- Data to process -
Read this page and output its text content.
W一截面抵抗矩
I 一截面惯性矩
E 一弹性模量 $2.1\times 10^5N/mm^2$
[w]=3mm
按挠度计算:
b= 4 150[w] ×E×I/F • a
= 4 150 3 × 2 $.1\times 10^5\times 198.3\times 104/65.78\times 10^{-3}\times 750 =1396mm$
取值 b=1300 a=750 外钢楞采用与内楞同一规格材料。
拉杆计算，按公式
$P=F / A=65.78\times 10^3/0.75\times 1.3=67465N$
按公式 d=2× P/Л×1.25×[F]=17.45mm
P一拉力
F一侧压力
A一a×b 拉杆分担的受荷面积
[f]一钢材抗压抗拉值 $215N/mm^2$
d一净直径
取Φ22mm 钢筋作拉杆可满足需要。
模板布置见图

- Your objective -
Repeat the material in full, exactly as it stands.

- Complete output -
Read this page and output its text content.
W一截面抵抗矩
I 一截面惯性矩
E 一弹性模量 $2.1\times 10^5N/mm^2$
[w]=3mm
按挠度计算:
b= 4 150[w] ×E×I/F • a
= 4 150 3 × 2 $.1\times 10^5\times 198.3\times 104/65.78\times 10^{-3}\times 750 =1396mm$
取值 b=1300 a=750 外钢楞采用与内楞同一规格材料。
拉杆计算，按公式
$P=F / A=65.78\times 10^3/0.75\times 1.3=67465N$
按公式 d=2× P/Л×1.25×[F]=17.45mm
P一拉力
F一侧压力
A一a×b 拉杆分担的受荷面积
[f]一钢材抗压抗拉值 $215N/mm^2$
d一净直径
取Φ22mm 钢筋作拉杆可满足需要。
模板布置见图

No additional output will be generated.